* **Task directions**: From the listing below, select every line where the word "data" appears.

****************

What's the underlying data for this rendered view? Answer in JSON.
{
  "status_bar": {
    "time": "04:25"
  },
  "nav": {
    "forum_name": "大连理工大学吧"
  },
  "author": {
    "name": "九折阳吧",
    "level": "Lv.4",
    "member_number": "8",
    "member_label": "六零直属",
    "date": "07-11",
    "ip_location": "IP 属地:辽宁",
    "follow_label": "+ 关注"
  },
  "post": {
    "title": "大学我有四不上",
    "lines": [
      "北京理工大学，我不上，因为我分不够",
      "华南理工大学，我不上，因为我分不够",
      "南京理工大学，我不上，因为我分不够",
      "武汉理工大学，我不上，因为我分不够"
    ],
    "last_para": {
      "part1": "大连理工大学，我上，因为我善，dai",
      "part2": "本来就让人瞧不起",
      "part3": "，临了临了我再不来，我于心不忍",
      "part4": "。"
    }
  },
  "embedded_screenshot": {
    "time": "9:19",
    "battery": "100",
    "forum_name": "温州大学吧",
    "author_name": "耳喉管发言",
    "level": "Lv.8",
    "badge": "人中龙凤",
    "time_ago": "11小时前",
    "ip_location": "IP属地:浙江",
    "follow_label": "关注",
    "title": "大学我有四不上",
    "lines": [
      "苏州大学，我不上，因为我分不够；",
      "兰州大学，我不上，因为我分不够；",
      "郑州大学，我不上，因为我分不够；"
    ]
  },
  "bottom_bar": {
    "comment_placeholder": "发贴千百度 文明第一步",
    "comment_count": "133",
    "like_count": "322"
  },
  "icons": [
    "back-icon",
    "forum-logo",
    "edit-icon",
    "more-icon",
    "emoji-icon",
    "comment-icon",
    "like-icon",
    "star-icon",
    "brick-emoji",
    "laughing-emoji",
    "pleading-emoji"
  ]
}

****************

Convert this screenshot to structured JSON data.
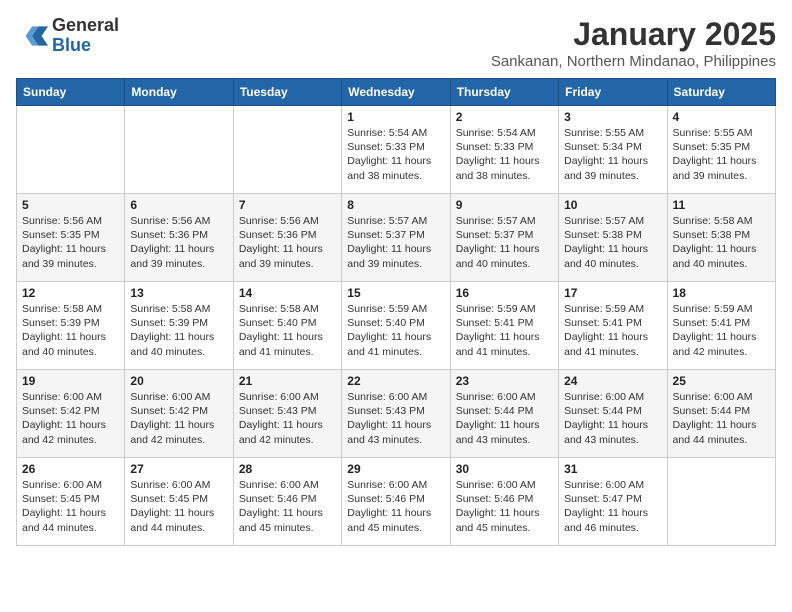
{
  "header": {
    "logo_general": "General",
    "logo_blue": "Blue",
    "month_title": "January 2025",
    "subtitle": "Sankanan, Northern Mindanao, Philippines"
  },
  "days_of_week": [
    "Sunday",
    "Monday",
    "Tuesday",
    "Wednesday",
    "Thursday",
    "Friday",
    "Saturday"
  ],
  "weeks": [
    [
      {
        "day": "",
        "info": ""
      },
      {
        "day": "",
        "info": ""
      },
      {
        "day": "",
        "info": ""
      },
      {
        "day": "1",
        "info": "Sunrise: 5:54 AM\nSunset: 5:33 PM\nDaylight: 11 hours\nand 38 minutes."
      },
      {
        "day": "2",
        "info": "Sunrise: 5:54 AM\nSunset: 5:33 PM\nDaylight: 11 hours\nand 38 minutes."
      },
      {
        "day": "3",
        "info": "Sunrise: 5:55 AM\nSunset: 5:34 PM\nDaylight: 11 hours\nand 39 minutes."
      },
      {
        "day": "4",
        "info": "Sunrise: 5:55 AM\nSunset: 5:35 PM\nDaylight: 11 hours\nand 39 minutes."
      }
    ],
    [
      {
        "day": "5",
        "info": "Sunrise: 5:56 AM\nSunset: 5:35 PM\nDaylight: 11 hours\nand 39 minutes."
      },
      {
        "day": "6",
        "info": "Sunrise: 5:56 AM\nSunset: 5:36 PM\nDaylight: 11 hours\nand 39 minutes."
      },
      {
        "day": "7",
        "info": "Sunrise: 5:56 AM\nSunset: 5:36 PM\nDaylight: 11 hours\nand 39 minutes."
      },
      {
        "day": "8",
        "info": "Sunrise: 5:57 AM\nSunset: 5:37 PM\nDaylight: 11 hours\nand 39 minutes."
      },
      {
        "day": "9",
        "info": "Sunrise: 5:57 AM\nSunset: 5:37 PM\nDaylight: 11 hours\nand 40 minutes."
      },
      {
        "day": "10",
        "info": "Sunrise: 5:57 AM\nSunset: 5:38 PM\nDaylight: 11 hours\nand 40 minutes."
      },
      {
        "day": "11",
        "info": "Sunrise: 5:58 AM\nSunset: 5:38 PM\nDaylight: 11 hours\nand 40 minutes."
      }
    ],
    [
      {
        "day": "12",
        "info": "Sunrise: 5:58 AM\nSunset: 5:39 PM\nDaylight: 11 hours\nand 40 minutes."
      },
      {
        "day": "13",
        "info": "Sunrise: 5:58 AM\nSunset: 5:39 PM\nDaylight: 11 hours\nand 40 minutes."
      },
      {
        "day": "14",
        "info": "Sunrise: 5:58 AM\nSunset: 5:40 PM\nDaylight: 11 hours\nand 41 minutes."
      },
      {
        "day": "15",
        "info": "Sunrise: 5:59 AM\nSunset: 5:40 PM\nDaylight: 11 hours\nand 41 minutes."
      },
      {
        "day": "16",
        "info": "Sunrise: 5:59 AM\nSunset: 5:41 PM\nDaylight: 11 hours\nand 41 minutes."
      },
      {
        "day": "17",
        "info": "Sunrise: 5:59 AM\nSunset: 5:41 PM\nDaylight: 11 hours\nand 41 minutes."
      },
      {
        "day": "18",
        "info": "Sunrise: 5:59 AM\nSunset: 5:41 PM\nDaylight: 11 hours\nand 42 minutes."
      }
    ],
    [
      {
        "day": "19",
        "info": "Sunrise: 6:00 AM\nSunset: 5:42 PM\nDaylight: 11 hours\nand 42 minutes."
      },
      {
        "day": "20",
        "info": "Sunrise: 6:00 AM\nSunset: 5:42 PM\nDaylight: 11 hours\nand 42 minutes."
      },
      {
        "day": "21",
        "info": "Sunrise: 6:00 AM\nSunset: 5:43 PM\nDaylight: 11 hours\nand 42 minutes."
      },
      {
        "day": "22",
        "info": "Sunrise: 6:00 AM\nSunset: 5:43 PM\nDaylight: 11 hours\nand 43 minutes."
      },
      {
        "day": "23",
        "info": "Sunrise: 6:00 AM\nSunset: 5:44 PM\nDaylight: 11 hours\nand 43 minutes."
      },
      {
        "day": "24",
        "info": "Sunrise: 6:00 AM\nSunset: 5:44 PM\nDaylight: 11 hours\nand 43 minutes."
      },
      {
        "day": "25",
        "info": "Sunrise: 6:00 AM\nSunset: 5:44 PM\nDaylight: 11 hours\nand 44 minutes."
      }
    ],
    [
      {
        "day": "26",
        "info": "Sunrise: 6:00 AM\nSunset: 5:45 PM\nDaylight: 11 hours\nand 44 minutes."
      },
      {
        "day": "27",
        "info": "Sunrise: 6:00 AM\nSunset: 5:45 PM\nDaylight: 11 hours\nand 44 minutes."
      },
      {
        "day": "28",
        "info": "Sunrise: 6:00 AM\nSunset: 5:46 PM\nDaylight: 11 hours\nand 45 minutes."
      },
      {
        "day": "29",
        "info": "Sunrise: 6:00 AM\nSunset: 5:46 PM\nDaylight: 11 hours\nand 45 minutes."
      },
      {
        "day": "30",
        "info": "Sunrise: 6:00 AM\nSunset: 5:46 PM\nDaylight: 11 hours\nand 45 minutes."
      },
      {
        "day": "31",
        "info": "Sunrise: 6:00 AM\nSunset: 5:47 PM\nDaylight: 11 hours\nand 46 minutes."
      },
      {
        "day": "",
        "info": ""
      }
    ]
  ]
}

****************

* **Final answer**:
What's the underlying data for this rendered view? Answer in JSON.
Convert this screenshot to structured JSON data.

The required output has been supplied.